§ **Exercise description**
In full and without alteration, repeat the material.

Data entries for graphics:

BEGIN

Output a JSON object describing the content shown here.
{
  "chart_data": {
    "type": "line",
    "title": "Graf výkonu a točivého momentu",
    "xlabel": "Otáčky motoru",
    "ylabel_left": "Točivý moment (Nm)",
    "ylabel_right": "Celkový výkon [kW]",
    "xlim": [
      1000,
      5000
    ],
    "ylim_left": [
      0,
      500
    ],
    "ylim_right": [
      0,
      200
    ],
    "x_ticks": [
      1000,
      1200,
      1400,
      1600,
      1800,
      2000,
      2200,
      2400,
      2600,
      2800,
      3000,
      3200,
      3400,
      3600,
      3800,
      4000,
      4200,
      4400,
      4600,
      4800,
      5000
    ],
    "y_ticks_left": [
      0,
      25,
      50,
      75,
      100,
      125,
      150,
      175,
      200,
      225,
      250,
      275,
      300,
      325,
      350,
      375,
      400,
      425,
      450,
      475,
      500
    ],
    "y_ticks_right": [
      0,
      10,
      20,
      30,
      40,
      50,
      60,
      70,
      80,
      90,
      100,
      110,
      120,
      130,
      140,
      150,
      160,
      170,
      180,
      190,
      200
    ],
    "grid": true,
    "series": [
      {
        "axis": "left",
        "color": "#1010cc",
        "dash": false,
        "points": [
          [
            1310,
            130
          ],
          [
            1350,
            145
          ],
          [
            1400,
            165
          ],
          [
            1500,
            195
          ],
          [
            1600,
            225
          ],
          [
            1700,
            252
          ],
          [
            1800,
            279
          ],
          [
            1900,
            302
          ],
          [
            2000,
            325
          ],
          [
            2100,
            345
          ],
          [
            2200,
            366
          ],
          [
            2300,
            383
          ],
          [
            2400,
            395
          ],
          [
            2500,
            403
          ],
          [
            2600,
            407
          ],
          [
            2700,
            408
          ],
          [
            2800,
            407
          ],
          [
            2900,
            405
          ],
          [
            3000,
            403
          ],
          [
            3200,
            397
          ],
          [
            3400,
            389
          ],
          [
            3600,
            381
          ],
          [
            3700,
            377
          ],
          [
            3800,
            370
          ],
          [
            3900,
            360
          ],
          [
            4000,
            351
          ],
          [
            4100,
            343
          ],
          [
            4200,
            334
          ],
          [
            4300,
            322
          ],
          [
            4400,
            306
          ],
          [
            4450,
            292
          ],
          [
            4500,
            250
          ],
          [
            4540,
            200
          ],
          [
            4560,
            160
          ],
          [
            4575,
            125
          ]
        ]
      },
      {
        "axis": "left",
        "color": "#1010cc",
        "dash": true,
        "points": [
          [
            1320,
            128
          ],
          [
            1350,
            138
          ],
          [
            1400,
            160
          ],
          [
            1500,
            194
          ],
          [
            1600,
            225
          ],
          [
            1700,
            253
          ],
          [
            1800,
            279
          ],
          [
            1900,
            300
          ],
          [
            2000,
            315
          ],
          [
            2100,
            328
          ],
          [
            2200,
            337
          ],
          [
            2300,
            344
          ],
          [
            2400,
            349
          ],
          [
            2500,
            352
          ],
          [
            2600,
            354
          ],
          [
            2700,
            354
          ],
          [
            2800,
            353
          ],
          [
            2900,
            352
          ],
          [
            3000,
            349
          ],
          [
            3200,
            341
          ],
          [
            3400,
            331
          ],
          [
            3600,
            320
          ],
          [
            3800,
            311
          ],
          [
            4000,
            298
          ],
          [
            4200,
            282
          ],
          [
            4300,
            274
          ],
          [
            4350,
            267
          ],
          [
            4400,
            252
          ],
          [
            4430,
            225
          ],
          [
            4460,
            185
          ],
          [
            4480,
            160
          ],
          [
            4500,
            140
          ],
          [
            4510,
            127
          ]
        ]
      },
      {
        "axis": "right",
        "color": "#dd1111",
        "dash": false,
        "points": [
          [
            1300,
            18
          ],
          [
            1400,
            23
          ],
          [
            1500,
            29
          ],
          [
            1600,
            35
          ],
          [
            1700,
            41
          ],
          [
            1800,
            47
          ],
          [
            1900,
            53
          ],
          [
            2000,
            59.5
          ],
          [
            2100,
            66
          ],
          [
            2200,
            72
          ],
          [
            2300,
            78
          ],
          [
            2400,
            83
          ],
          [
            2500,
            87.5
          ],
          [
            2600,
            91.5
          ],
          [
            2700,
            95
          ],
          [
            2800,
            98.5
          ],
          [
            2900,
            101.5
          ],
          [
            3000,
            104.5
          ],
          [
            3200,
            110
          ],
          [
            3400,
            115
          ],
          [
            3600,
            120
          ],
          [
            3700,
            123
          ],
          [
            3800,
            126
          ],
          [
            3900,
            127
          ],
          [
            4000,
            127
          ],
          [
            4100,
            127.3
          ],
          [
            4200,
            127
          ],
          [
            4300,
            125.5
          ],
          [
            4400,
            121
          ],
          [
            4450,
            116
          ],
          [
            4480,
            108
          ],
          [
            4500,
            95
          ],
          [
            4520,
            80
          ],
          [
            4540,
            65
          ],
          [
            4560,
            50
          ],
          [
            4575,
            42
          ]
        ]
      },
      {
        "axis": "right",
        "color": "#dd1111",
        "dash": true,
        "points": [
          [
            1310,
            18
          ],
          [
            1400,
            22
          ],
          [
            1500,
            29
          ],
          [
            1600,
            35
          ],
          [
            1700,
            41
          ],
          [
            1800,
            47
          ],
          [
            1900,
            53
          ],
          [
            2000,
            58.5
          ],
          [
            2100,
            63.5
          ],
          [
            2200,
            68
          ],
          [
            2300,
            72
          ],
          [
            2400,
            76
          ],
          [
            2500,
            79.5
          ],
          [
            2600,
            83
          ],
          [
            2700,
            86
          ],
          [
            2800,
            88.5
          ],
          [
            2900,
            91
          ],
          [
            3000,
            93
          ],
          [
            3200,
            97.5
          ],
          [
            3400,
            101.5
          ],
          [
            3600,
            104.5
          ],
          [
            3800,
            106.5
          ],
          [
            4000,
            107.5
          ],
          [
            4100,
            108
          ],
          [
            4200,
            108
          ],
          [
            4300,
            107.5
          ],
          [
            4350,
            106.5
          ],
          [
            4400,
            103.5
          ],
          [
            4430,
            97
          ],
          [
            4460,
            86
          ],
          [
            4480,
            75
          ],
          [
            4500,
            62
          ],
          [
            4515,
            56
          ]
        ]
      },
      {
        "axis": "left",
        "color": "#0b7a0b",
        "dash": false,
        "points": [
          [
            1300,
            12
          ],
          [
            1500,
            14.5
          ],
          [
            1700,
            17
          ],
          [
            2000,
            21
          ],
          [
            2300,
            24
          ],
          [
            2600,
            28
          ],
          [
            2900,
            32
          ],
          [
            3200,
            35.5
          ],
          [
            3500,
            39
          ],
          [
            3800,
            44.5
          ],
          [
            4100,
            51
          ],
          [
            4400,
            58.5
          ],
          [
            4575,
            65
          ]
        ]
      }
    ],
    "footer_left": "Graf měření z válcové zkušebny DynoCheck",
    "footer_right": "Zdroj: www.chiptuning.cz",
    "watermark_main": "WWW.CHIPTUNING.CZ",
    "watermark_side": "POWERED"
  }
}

END

§ **Result of the exercise**
Output a JSON object describing the content shown here.
{
  "chart_data": {
    "type": "line",
    "title": "Graf výkonu a točivého momentu",
    "xlabel": "Otáčky motoru",
    "ylabel_left": "Točivý moment (Nm)",
    "ylabel_right": "Celkový výkon [kW]",
    "xlim": [
      1000,
      5000
    ],
    "ylim_left": [
      0,
      500
    ],
    "ylim_right": [
      0,
      200
    ],
    "x_ticks": [
      1000,
      1200,
      1400,
      1600,
      1800,
      2000,
      2200,
      2400,
      2600,
      2800,
      3000,
      3200,
      3400,
      3600,
      3800,
      4000,
      4200,
      4400,
      4600,
      4800,
      5000
    ],
    "y_ticks_left": [
      0,
      25,
      50,
      75,
      100,
      125,
      150,
      175,
      200,
      225,
      250,
      275,
      300,
      325,
      350,
      375,
      400,
      425,
      450,
      475,
      500
    ],
    "y_ticks_right": [
      0,
      10,
      20,
      30,
      40,
      50,
      60,
      70,
      80,
      90,
      100,
      110,
      120,
      130,
      140,
      150,
      160,
      170,
      180,
      190,
      200
    ],
    "grid": true,
    "series": [
      {
        "axis": "left",
        "color": "#1010cc",
        "dash": false,
        "points": [
          [
            1310,
            130
          ],
          [
            1350,
            145
          ],
          [
            1400,
            165
          ],
          [
            1500,
            195
          ],
          [
            1600,
            225
          ],
          [
            1700,
            252
          ],
          [
            1800,
            279
          ],
          [
            1900,
            302
          ],
          [
            2000,
            325
          ],
          [
            2100,
            345
          ],
          [
            2200,
            366
          ],
          [
            2300,
            383
          ],
          [
            2400,
            395
          ],
          [
            2500,
            403
          ],
          [
            2600,
            407
          ],
          [
            2700,
            408
          ],
          [
            2800,
            407
          ],
          [
            2900,
            405
          ],
          [
            3000,
            403
          ],
          [
            3200,
            397
          ],
          [
            3400,
            389
          ],
          [
            3600,
            381
          ],
          [
            3700,
            377
          ],
          [
            3800,
            370
          ],
          [
            3900,
            360
          ],
          [
            4000,
            351
          ],
          [
            4100,
            343
          ],
          [
            4200,
            334
          ],
          [
            4300,
            322
          ],
          [
            4400,
            306
          ],
          [
            4450,
            292
          ],
          [
            4500,
            250
          ],
          [
            4540,
            200
          ],
          [
            4560,
            160
          ],
          [
            4575,
            125
          ]
        ]
      },
      {
        "axis": "left",
        "color": "#1010cc",
        "dash": true,
        "points": [
          [
            1320,
            128
          ],
          [
            1350,
            138
          ],
          [
            1400,
            160
          ],
          [
            1500,
            194
          ],
          [
            1600,
            225
          ],
          [
            1700,
            253
          ],
          [
            1800,
            279
          ],
          [
            1900,
            300
          ],
          [
            2000,
            315
          ],
          [
            2100,
            328
          ],
          [
            2200,
            337
          ],
          [
            2300,
            344
          ],
          [
            2400,
            349
          ],
          [
            2500,
            352
          ],
          [
            2600,
            354
          ],
          [
            2700,
            354
          ],
          [
            2800,
            353
          ],
          [
            2900,
            352
          ],
          [
            3000,
            349
          ],
          [
            3200,
            341
          ],
          [
            3400,
            331
          ],
          [
            3600,
            320
          ],
          [
            3800,
            311
          ],
          [
            4000,
            298
          ],
          [
            4200,
            282
          ],
          [
            4300,
            274
          ],
          [
            4350,
            267
          ],
          [
            4400,
            252
          ],
          [
            4430,
            225
          ],
          [
            4460,
            185
          ],
          [
            4480,
            160
          ],
          [
            4500,
            140
          ],
          [
            4510,
            127
          ]
        ]
      },
      {
        "axis": "right",
        "color": "#dd1111",
        "dash": false,
        "points": [
          [
            1300,
            18
          ],
          [
            1400,
            23
          ],
          [
            1500,
            29
          ],
          [
            1600,
            35
          ],
          [
            1700,
            41
          ],
          [
            1800,
            47
          ],
          [
            1900,
            53
          ],
          [
            2000,
            59.5
          ],
          [
            2100,
            66
          ],
          [
            2200,
            72
          ],
          [
            2300,
            78
          ],
          [
            2400,
            83
          ],
          [
            2500,
            87.5
          ],
          [
            2600,
            91.5
          ],
          [
            2700,
            95
          ],
          [
            2800,
            98.5
          ],
          [
            2900,
            101.5
          ],
          [
            3000,
            104.5
          ],
          [
            3200,
            110
          ],
          [
            3400,
            115
          ],
          [
            3600,
            120
          ],
          [
            3700,
            123
          ],
          [
            3800,
            126
          ],
          [
            3900,
            127
          ],
          [
            4000,
            127
          ],
          [
            4100,
            127.3
          ],
          [
            4200,
            127
          ],
          [
            4300,
            125.5
          ],
          [
            4400,
            121
          ],
          [
            4450,
            116
          ],
          [
            4480,
            108
          ],
          [
            4500,
            95
          ],
          [
            4520,
            80
          ],
          [
            4540,
            65
          ],
          [
            4560,
            50
          ],
          [
            4575,
            42
          ]
        ]
      },
      {
        "axis": "right",
        "color": "#dd1111",
        "dash": true,
        "points": [
          [
            1310,
            18
          ],
          [
            1400,
            22
          ],
          [
            1500,
            29
          ],
          [
            1600,
            35
          ],
          [
            1700,
            41
          ],
          [
            1800,
            47
          ],
          [
            1900,
            53
          ],
          [
            2000,
            58.5
          ],
          [
            2100,
            63.5
          ],
          [
            2200,
            68
          ],
          [
            2300,
            72
          ],
          [
            2400,
            76
          ],
          [
            2500,
            79.5
          ],
          [
            2600,
            83
          ],
          [
            2700,
            86
          ],
          [
            2800,
            88.5
          ],
          [
            2900,
            91
          ],
          [
            3000,
            93
          ],
          [
            3200,
            97.5
          ],
          [
            3400,
            101.5
          ],
          [
            3600,
            104.5
          ],
          [
            3800,
            106.5
          ],
          [
            4000,
            107.5
          ],
          [
            4100,
            108
          ],
          [
            4200,
            108
          ],
          [
            4300,
            107.5
          ],
          [
            4350,
            106.5
          ],
          [
            4400,
            103.5
          ],
          [
            4430,
            97
          ],
          [
            4460,
            86
          ],
          [
            4480,
            75
          ],
          [
            4500,
            62
          ],
          [
            4515,
            56
          ]
        ]
      },
      {
        "axis": "left",
        "color": "#0b7a0b",
        "dash": false,
        "points": [
          [
            1300,
            12
          ],
          [
            1500,
            14.5
          ],
          [
            1700,
            17
          ],
          [
            2000,
            21
          ],
          [
            2300,
            24
          ],
          [
            2600,
            28
          ],
          [
            2900,
            32
          ],
          [
            3200,
            35.5
          ],
          [
            3500,
            39
          ],
          [
            3800,
            44.5
          ],
          [
            4100,
            51
          ],
          [
            4400,
            58.5
          ],
          [
            4575,
            65
          ]
        ]
      }
    ],
    "footer_left": "Graf měření z válcové zkušebny DynoCheck",
    "footer_right": "Zdroj: www.chiptuning.cz",
    "watermark_main": "WWW.CHIPTUNING.CZ",
    "watermark_side": "POWERED"
  }
}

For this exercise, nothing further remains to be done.